WHAT TO PRODUCE — Return all of the data exactly as given.

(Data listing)
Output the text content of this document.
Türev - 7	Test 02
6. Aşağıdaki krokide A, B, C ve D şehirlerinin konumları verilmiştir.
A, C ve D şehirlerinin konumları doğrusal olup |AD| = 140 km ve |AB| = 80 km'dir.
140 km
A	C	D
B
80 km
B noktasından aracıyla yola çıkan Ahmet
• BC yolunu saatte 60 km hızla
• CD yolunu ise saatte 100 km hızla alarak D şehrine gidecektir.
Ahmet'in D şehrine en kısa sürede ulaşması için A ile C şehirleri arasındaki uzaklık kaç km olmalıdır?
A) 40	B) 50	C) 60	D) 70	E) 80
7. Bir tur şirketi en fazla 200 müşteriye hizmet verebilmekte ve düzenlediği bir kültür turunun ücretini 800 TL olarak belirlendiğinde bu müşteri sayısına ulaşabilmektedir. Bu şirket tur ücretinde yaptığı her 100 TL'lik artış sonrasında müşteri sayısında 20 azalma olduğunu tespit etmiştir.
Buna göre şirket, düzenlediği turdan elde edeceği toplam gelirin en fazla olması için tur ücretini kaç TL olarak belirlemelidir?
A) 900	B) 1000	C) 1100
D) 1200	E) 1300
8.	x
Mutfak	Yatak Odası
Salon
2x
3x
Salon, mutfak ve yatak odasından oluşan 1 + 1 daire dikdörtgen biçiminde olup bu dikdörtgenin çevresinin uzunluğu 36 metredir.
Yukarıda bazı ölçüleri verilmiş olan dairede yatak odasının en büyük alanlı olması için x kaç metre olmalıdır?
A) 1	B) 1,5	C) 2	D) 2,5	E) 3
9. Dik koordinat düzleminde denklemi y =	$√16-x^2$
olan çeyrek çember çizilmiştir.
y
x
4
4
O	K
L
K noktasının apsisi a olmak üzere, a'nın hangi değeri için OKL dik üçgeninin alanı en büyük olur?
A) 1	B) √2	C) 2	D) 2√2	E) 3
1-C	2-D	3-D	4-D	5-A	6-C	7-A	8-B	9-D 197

COMPLETED EXERCISE —
Output the text content of this document.
Türev - 7	Test 02
6. Aşağıdaki krokide A, B, C ve D şehirlerinin konumları verilmiştir.
A, C ve D şehirlerinin konumları doğrusal olup |AD| = 140 km ve |AB| = 80 km'dir.
140 km
A	C	D
B
80 km
B noktasından aracıyla yola çıkan Ahmet
• BC yolunu saatte 60 km hızla
• CD yolunu ise saatte 100 km hızla alarak D şehrine gidecektir.
Ahmet'in D şehrine en kısa sürede ulaşması için A ile C şehirleri arasındaki uzaklık kaç km olmalıdır?
A) 40	B) 50	C) 60	D) 70	E) 80
7. Bir tur şirketi en fazla 200 müşteriye hizmet verebilmekte ve düzenlediği bir kültür turunun ücretini 800 TL olarak belirlendiğinde bu müşteri sayısına ulaşabilmektedir. Bu şirket tur ücretinde yaptığı her 100 TL'lik artış sonrasında müşteri sayısında 20 azalma olduğunu tespit etmiştir.
Buna göre şirket, düzenlediği turdan elde edeceği toplam gelirin en fazla olması için tur ücretini kaç TL olarak belirlemelidir?
A) 900	B) 1000	C) 1100
D) 1200	E) 1300
8.	x
Mutfak	Yatak Odası
Salon
2x
3x
Salon, mutfak ve yatak odasından oluşan 1 + 1 daire dikdörtgen biçiminde olup bu dikdörtgenin çevresinin uzunluğu 36 metredir.
Yukarıda bazı ölçüleri verilmiş olan dairede yatak odasının en büyük alanlı olması için x kaç metre olmalıdır?
A) 1	B) 1,5	C) 2	D) 2,5	E) 3
9. Dik koordinat düzleminde denklemi y =	$√16-x^2$
olan çeyrek çember çizilmiştir.
y
x
4
4
O	K
L
K noktasının apsisi a olmak üzere, a'nın hangi değeri için OKL dik üçgeninin alanı en büyük olur?
A) 1	B) √2	C) 2	D) 2√2	E) 3
1-C	2-D	3-D	4-D	5-A	6-C	7-A	8-B	9-D 197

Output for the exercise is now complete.